Given task:
Lines holding the string "name" are the ones to copy; find them all in the data.

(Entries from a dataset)
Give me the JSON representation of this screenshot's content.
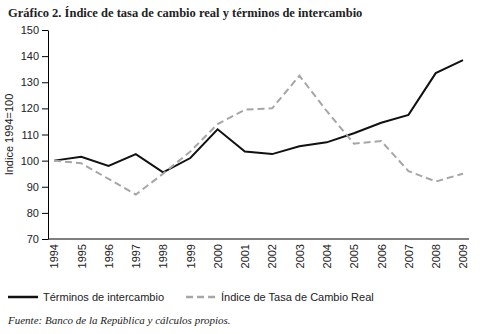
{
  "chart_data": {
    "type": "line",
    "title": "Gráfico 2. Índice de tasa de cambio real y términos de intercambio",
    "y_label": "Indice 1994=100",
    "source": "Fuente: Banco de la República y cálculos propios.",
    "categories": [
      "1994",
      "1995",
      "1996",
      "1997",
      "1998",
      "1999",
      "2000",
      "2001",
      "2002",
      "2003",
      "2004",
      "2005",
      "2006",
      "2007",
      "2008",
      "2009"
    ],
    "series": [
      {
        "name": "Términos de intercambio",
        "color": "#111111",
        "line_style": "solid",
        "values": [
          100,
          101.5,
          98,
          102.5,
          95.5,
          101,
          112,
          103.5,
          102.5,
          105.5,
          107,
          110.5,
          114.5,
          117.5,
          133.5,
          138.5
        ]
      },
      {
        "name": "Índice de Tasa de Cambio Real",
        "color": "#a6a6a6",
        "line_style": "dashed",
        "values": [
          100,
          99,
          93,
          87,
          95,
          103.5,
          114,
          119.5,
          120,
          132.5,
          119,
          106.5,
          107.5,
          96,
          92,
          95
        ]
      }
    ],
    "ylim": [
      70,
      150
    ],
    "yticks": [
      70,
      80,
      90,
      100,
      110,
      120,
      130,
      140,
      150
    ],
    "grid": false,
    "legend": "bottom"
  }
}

In response:
        "name": "Términos de intercambio",
        "name": "Índice de Tasa de Cambio Real",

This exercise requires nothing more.